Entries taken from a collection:
....

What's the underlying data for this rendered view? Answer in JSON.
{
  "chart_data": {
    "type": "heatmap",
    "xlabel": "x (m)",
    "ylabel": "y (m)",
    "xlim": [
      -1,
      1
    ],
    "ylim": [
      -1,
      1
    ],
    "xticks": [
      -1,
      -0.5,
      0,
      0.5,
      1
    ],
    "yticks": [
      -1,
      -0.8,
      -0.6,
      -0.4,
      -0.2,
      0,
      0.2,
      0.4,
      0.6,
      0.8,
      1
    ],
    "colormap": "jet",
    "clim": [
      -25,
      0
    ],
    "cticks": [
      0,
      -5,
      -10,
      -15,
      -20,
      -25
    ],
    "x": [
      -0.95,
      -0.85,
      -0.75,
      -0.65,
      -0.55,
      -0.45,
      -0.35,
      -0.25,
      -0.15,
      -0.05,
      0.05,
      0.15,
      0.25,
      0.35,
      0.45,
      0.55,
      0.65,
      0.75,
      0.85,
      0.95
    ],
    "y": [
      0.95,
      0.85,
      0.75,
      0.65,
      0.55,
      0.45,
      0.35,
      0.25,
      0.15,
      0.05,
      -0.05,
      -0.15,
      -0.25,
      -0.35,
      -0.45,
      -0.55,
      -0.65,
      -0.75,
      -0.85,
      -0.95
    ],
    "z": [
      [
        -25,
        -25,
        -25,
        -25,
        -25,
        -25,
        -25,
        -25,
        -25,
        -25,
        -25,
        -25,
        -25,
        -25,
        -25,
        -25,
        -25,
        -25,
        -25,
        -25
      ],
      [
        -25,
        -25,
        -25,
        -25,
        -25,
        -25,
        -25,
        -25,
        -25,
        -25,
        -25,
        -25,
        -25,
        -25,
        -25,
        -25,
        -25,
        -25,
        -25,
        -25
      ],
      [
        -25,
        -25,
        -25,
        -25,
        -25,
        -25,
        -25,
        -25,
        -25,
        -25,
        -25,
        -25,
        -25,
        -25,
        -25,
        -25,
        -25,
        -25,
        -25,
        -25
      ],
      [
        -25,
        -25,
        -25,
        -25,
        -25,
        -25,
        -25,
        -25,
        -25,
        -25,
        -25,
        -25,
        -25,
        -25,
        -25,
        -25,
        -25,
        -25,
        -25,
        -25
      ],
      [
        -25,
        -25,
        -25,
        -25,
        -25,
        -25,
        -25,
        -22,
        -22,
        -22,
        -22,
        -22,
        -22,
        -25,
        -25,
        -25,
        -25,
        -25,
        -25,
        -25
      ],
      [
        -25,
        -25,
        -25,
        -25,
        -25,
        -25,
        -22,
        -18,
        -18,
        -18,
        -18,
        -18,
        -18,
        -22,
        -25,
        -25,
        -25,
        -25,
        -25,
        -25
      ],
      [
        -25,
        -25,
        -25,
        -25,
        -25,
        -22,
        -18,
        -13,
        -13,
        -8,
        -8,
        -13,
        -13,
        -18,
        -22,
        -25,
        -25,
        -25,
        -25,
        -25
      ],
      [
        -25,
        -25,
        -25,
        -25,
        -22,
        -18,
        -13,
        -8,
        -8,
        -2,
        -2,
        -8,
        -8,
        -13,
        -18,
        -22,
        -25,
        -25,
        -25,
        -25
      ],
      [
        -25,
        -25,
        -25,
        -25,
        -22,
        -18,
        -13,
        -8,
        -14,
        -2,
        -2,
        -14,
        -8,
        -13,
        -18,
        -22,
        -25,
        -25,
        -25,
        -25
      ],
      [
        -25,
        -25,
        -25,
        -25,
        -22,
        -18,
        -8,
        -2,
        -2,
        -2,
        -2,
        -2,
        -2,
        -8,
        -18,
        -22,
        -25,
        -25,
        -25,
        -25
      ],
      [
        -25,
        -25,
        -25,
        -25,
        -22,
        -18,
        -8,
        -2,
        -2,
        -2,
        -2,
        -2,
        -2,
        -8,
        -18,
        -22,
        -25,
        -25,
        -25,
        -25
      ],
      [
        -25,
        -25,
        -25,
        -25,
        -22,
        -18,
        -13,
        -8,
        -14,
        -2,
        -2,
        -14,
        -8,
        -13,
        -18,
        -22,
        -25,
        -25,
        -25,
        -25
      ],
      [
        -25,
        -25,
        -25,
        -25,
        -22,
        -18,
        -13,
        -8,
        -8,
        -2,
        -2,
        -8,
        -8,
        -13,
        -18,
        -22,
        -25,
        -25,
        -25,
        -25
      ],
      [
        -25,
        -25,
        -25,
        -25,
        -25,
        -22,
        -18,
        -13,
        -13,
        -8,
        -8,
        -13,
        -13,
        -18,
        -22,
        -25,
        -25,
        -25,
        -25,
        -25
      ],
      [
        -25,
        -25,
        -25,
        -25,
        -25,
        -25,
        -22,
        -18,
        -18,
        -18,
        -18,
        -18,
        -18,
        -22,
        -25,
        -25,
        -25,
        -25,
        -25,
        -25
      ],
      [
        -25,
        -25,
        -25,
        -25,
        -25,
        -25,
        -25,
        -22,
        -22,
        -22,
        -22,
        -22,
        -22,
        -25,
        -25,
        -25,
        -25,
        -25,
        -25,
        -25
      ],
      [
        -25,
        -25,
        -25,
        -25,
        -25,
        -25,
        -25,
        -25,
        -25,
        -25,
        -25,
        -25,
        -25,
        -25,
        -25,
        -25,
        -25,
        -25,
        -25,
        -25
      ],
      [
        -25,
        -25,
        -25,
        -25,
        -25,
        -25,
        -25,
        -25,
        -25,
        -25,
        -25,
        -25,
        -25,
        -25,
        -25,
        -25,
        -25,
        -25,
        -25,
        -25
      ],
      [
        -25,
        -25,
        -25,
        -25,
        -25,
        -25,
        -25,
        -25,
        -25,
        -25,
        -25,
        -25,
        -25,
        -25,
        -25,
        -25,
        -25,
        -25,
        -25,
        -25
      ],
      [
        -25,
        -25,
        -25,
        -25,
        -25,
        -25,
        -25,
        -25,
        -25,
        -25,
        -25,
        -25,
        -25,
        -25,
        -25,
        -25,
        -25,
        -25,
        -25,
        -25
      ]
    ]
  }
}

....

* _WHAT NEEDS TO BE DONE_: Reproduce each entry word for word.

* _RESULT BELOW_:
What's the underlying data for this rendered view? Answer in JSON.
{
  "chart_data": {
    "type": "heatmap",
    "xlabel": "x (m)",
    "ylabel": "y (m)",
    "xlim": [
      -1,
      1
    ],
    "ylim": [
      -1,
      1
    ],
    "xticks": [
      -1,
      -0.5,
      0,
      0.5,
      1
    ],
    "yticks": [
      -1,
      -0.8,
      -0.6,
      -0.4,
      -0.2,
      0,
      0.2,
      0.4,
      0.6,
      0.8,
      1
    ],
    "colormap": "jet",
    "clim": [
      -25,
      0
    ],
    "cticks": [
      0,
      -5,
      -10,
      -15,
      -20,
      -25
    ],
    "x": [
      -0.95,
      -0.85,
      -0.75,
      -0.65,
      -0.55,
      -0.45,
      -0.35,
      -0.25,
      -0.15,
      -0.05,
      0.05,
      0.15,
      0.25,
      0.35,
      0.45,
      0.55,
      0.65,
      0.75,
      0.85,
      0.95
    ],
    "y": [
      0.95,
      0.85,
      0.75,
      0.65,
      0.55,
      0.45,
      0.35,
      0.25,
      0.15,
      0.05,
      -0.05,
      -0.15,
      -0.25,
      -0.35,
      -0.45,
      -0.55,
      -0.65,
      -0.75,
      -0.85,
      -0.95
    ],
    "z": [
      [
        -25,
        -25,
        -25,
        -25,
        -25,
        -25,
        -25,
        -25,
        -25,
        -25,
        -25,
        -25,
        -25,
        -25,
        -25,
        -25,
        -25,
        -25,
        -25,
        -25
      ],
      [
        -25,
        -25,
        -25,
        -25,
        -25,
        -25,
        -25,
        -25,
        -25,
        -25,
        -25,
        -25,
        -25,
        -25,
        -25,
        -25,
        -25,
        -25,
        -25,
        -25
      ],
      [
        -25,
        -25,
        -25,
        -25,
        -25,
        -25,
        -25,
        -25,
        -25,
        -25,
        -25,
        -25,
        -25,
        -25,
        -25,
        -25,
        -25,
        -25,
        -25,
        -25
      ],
      [
        -25,
        -25,
        -25,
        -25,
        -25,
        -25,
        -25,
        -25,
        -25,
        -25,
        -25,
        -25,
        -25,
        -25,
        -25,
        -25,
        -25,
        -25,
        -25,
        -25
      ],
      [
        -25,
        -25,
        -25,
        -25,
        -25,
        -25,
        -25,
        -22,
        -22,
        -22,
        -22,
        -22,
        -22,
        -25,
        -25,
        -25,
        -25,
        -25,
        -25,
        -25
      ],
      [
        -25,
        -25,
        -25,
        -25,
        -25,
        -25,
        -22,
        -18,
        -18,
        -18,
        -18,
        -18,
        -18,
        -22,
        -25,
        -25,
        -25,
        -25,
        -25,
        -25
      ],
      [
        -25,
        -25,
        -25,
        -25,
        -25,
        -22,
        -18,
        -13,
        -13,
        -8,
        -8,
        -13,
        -13,
        -18,
        -22,
        -25,
        -25,
        -25,
        -25,
        -25
      ],
      [
        -25,
        -25,
        -25,
        -25,
        -22,
        -18,
        -13,
        -8,
        -8,
        -2,
        -2,
        -8,
        -8,
        -13,
        -18,
        -22,
        -25,
        -25,
        -25,
        -25
      ],
      [
        -25,
        -25,
        -25,
        -25,
        -22,
        -18,
        -13,
        -8,
        -14,
        -2,
        -2,
        -14,
        -8,
        -13,
        -18,
        -22,
        -25,
        -25,
        -25,
        -25
      ],
      [
        -25,
        -25,
        -25,
        -25,
        -22,
        -18,
        -8,
        -2,
        -2,
        -2,
        -2,
        -2,
        -2,
        -8,
        -18,
        -22,
        -25,
        -25,
        -25,
        -25
      ],
      [
        -25,
        -25,
        -25,
        -25,
        -22,
        -18,
        -8,
        -2,
        -2,
        -2,
        -2,
        -2,
        -2,
        -8,
        -18,
        -22,
        -25,
        -25,
        -25,
        -25
      ],
      [
        -25,
        -25,
        -25,
        -25,
        -22,
        -18,
        -13,
        -8,
        -14,
        -2,
        -2,
        -14,
        -8,
        -13,
        -18,
        -22,
        -25,
        -25,
        -25,
        -25
      ],
      [
        -25,
        -25,
        -25,
        -25,
        -22,
        -18,
        -13,
        -8,
        -8,
        -2,
        -2,
        -8,
        -8,
        -13,
        -18,
        -22,
        -25,
        -25,
        -25,
        -25
      ],
      [
        -25,
        -25,
        -25,
        -25,
        -25,
        -22,
        -18,
        -13,
        -13,
        -8,
        -8,
        -13,
        -13,
        -18,
        -22,
        -25,
        -25,
        -25,
        -25,
        -25
      ],
      [
        -25,
        -25,
        -25,
        -25,
        -25,
        -25,
        -22,
        -18,
        -18,
        -18,
        -18,
        -18,
        -18,
        -22,
        -25,
        -25,
        -25,
        -25,
        -25,
        -25
      ],
      [
        -25,
        -25,
        -25,
        -25,
        -25,
        -25,
        -25,
        -22,
        -22,
        -22,
        -22,
        -22,
        -22,
        -25,
        -25,
        -25,
        -25,
        -25,
        -25,
        -25
      ],
      [
        -25,
        -25,
        -25,
        -25,
        -25,
        -25,
        -25,
        -25,
        -25,
        -25,
        -25,
        -25,
        -25,
        -25,
        -25,
        -25,
        -25,
        -25,
        -25,
        -25
      ],
      [
        -25,
        -25,
        -25,
        -25,
        -25,
        -25,
        -25,
        -25,
        -25,
        -25,
        -25,
        -25,
        -25,
        -25,
        -25,
        -25,
        -25,
        -25,
        -25,
        -25
      ],
      [
        -25,
        -25,
        -25,
        -25,
        -25,
        -25,
        -25,
        -25,
        -25,
        -25,
        -25,
        -25,
        -25,
        -25,
        -25,
        -25,
        -25,
        -25,
        -25,
        -25
      ],
      [
        -25,
        -25,
        -25,
        -25,
        -25,
        -25,
        -25,
        -25,
        -25,
        -25,
        -25,
        -25,
        -25,
        -25,
        -25,
        -25,
        -25,
        -25,
        -25,
        -25
      ]
    ]
  }
}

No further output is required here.